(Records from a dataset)
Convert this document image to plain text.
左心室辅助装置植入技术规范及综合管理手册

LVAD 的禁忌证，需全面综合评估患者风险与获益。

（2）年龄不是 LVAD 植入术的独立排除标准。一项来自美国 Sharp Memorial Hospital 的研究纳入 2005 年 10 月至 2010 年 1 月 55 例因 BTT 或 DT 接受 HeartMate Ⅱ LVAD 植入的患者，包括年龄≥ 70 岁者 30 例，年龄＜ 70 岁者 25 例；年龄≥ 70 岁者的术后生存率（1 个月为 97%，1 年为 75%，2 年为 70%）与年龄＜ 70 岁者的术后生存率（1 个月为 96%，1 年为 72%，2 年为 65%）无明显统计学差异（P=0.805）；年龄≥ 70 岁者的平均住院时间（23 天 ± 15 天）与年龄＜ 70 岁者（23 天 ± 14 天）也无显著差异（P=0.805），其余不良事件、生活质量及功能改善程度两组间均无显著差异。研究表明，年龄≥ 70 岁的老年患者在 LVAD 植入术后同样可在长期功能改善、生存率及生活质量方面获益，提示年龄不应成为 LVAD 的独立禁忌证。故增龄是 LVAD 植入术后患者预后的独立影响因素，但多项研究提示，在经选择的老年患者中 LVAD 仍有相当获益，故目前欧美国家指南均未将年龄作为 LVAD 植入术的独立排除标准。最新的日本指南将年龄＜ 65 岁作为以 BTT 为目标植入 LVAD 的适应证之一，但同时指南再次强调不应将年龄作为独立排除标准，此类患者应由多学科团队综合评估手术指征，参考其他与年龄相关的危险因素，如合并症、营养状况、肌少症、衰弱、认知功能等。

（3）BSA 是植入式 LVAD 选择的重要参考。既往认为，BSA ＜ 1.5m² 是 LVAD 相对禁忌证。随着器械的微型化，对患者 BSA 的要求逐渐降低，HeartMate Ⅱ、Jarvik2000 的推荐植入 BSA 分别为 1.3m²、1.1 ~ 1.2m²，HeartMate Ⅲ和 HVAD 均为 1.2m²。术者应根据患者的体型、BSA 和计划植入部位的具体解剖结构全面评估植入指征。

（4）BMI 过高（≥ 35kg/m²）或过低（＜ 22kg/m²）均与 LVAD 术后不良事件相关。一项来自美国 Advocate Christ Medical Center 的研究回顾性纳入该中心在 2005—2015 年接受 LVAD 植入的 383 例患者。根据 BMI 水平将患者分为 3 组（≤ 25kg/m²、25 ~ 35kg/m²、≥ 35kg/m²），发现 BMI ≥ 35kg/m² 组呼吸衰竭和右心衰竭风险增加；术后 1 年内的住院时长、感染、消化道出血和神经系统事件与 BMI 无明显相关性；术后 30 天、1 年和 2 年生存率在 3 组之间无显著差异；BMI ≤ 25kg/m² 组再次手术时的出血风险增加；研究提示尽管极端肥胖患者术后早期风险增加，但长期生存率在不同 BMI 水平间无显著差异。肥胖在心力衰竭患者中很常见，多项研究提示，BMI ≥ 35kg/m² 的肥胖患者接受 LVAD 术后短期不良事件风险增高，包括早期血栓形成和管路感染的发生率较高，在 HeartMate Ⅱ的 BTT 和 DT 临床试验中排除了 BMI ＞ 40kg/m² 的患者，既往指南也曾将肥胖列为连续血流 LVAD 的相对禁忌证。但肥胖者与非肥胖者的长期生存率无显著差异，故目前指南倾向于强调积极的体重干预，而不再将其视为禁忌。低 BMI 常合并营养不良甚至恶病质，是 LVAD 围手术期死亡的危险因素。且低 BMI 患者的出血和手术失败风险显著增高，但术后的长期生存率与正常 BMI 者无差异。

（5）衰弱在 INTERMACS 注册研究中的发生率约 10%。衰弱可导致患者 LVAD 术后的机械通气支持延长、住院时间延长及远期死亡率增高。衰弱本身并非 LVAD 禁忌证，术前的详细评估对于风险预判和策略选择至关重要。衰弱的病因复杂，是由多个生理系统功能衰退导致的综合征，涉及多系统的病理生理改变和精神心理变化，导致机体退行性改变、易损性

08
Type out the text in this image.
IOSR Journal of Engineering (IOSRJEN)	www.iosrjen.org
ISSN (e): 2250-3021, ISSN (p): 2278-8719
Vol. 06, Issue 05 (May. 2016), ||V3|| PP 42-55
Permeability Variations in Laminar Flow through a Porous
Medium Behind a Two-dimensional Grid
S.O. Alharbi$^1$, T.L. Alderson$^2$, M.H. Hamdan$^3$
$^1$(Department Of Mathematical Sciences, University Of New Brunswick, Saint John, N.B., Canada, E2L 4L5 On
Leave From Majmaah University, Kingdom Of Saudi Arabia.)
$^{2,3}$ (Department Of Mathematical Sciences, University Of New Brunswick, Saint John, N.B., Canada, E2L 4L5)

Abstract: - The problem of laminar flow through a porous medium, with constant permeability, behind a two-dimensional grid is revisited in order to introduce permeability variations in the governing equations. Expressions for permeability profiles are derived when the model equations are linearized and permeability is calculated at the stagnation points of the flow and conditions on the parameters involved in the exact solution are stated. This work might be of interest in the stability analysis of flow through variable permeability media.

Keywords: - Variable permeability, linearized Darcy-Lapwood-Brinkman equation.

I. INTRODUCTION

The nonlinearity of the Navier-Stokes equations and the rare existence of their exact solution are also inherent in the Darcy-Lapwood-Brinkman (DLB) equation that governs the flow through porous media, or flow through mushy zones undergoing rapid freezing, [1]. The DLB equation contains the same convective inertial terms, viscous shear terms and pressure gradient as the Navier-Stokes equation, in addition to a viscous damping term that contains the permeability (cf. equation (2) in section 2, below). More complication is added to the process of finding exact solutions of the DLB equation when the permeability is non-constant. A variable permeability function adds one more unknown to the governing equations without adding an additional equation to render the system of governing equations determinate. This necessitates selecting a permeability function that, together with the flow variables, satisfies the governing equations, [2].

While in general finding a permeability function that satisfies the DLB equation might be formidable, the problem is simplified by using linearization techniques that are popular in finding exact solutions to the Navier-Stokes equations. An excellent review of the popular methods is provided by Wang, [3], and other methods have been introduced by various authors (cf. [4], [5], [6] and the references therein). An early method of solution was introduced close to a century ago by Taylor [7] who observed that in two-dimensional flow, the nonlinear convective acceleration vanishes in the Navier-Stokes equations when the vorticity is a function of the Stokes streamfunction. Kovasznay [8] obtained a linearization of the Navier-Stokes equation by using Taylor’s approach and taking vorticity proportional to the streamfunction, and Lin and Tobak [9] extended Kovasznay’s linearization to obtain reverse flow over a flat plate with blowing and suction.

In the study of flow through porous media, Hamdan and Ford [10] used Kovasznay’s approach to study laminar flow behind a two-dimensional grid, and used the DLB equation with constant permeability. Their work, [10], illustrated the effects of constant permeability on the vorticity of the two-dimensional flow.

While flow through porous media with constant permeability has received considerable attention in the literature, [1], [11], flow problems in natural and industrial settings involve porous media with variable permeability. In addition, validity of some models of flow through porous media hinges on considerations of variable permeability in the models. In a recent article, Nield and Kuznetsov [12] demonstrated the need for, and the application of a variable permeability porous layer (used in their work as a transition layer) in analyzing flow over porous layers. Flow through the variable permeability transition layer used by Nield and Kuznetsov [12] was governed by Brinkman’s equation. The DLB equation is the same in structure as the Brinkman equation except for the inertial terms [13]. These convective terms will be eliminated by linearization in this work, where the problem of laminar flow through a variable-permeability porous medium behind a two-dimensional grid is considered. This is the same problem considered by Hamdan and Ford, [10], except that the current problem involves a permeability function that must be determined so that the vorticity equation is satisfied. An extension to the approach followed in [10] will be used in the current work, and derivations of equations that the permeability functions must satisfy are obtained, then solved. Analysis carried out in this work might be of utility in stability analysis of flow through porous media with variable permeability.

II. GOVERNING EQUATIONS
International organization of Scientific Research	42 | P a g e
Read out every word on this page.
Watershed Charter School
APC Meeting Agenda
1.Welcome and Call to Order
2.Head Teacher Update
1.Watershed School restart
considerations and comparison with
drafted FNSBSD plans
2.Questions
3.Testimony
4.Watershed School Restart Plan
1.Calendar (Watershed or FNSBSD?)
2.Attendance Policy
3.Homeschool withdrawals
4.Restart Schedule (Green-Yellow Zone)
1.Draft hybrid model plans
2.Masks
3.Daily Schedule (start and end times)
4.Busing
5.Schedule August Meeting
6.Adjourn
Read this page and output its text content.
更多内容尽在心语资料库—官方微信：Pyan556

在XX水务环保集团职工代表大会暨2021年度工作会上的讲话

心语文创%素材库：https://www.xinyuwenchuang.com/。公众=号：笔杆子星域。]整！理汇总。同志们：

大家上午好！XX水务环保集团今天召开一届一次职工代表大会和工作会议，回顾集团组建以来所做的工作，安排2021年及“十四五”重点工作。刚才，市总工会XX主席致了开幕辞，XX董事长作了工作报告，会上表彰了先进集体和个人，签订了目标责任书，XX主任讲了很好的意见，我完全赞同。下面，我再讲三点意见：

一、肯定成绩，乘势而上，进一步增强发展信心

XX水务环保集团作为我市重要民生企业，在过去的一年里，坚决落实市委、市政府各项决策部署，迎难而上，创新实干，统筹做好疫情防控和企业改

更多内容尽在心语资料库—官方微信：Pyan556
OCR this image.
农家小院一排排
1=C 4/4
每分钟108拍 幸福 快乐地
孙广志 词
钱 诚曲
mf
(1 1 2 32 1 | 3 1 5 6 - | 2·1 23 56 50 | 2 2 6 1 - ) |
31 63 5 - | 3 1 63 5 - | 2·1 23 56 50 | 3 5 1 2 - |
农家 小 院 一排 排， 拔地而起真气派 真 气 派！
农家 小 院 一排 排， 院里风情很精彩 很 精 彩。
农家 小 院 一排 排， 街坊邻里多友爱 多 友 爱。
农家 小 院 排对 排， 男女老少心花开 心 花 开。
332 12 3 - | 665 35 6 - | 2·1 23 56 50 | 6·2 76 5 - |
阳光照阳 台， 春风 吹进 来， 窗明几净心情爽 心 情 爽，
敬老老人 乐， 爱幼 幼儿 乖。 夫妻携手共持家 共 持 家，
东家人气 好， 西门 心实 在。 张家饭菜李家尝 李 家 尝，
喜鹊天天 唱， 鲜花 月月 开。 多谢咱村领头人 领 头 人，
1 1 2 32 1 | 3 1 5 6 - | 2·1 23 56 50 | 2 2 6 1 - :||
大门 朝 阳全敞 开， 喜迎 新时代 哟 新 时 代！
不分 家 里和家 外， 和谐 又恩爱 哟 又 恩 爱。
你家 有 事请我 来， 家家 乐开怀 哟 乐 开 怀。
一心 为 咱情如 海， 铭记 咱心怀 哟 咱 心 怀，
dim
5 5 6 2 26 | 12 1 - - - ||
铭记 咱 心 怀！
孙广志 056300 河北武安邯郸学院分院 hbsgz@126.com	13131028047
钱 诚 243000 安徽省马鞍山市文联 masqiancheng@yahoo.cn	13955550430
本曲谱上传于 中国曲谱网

What the exercise asks
Report how many lines of the records above contain the word "Sciences", and give only that number.

Expected answer
2